### EXTRACT
----------------------------------------

AN INTERVIEW WITH GWAR

 

I still remember the day. I think it was around the beginning of 1990 when my best friend Stefan put on "Horrors of Yig", a song on the then current Gwar album "Scumdogs of the Universe". I liked it. I saw the cover with Gwar on it, and I liked it even more.

I have never really been into Gwar the way I was into some other bands, but I have consistently bought their albums and went to some length to get their debut "Hell-O" (an OK album but not as good as the rest). I even bought their videos, which were all very entertaining to say the least.

But I had never seen them live, something that was to change on Wâldrock, July 9th 1994. And while I was there I thought, "What the heck, let's try to interview these guys."

So that's what I did.

Of course I first had to do a bit of finding out and talking. I had spotted their separate dressing room tent on the far side of the backstage area, but I had been told the actual members of Gwar weren't there yet. As it would later turn out, they had been around all the time - a confusion easily made, as one tends not to recognize people who are normally performing with masks and other 'bits' of outfit.

I had a talk with their road manager, Matt Miles, asking if perhaps one of the guys - or several - would be willing to talk with me. For a moment he disappeared into the tent, after which he came outside again to lead me in.

On the outside the tent had been a bit like "M*A*S*H". On the inside it could have been, too, hadn't it been for the guitar cases that were lying around, a large white fridge filled with Heineken cans and a fairly large chest fille with various Gwarapharnalia, most prominent of which was Slymenstra Hymen's spiked bra (I could not help but notice).

On the far side two people were sitting, playing a board game unknown to me and involving six-cornered tiles on the board and a lot of small cardboard bits. To my left sat a stringy guy wearing an RKL T-shirt and army boots with red-stained socks in them, red-stained hands and short hair combed back. He turned out to be Gwar's 'manager', Sleazy P. Martini, generally represented on stage as a dude with tight purple or black polyester clothes, platform shoes, a Presleyesquely exaggerated hairdo and a ridiculously big dollar sign collarred around his neck. Two other guys walked in, interested in seeing what was going on, who turned out to be Sexecutioner (co-vocalist) and Jizmak da Gusha (drummer). They sat down on the opposite side of a Jackson guitar case on which I put down my recording equipment as I started the interview.

----------------------------------------

### DATA PROVIDED
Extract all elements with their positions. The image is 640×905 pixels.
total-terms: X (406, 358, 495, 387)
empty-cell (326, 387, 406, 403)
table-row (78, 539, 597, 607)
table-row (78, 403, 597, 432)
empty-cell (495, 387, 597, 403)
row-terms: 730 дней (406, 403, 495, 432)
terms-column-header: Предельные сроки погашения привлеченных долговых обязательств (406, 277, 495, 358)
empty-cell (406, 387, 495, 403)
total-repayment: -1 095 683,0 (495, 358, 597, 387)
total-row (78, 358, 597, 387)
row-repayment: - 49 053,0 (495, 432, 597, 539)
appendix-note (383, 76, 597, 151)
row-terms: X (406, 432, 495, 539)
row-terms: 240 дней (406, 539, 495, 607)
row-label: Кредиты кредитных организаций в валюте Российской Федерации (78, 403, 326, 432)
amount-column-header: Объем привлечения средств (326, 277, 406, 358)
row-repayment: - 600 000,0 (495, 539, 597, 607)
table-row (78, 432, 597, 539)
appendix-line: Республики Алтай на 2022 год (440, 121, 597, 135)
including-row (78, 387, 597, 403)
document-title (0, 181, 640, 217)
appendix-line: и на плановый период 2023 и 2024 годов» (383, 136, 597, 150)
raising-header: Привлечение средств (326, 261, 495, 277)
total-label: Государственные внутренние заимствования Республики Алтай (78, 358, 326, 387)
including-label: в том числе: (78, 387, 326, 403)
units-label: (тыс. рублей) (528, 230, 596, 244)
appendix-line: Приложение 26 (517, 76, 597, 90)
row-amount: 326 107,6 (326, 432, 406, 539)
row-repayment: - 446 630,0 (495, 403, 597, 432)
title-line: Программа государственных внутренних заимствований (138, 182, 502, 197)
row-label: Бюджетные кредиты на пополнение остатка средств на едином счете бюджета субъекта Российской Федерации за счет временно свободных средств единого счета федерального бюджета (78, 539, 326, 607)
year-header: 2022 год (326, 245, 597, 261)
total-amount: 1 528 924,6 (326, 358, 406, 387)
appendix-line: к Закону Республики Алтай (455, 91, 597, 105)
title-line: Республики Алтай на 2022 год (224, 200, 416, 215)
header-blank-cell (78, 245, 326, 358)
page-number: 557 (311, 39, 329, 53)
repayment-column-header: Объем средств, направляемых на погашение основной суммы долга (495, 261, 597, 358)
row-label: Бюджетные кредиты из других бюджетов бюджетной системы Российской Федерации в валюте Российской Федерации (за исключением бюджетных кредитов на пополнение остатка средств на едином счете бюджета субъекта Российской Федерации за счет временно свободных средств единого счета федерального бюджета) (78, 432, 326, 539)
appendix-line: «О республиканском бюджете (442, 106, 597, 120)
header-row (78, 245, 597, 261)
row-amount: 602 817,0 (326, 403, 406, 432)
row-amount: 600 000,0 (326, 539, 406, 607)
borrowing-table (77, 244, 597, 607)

----------------------------------------

### STATED PROBLEM
Continue the account of interviewing Gwar at Wâldrock, picking up right after its last sentence.

### SOLVED EXERCISE
I still felt uncomfortable. Previously I had been nervous, thinking perhaps these guys would be truly insane and would do unspeakable things to poor me. That nervousness had disappeared instantly when the relaxed atmosphere in the tent and the appearance of the guys told me they were probably a lot more sane than, to name but an example, Entombed. Now, however, I suddenly became a bit anxious whether I'd come across as a good interviewer. If you act like Gwar acts on stage without actually being like that in true life, you've got to be pretty intelligent and totally sane. That can make you, an interviewer, feel just as ill at ease.

I noticed Sexecutioner was wearing a bandage around his elbow. How come?

Sexecutioner: I get to be an old man, breaking things all the time.

I couldn't help but notice that he, too, had hands stained red. Obviously the blood goo they use is pretty difficult to wash off. I asked him how days of the year he walked around with those red hands?

Sexecutioner: Usually the whole tour plus the month before and the month after, about six months out of the year.

I would like to know a bit about the true background of Gwar. I've read quite a few interviews with Gwar and all of them were filled with humanity being scum-ridden, the earth sucking, and them being millions of years old and all that kind of thing. I would like to know the true story behind the people in Gwar.

Sexecutioner: We wanna destroy the myth right now that Gwar is art students. A few of us went to art school. We're students of the arts still, but we don't like to use the A-word.

Jizmak: Hey, we're big rubber monster from out of space. That's all there is to it.

I'd like to have answers beyond the standard image-related stuff, though.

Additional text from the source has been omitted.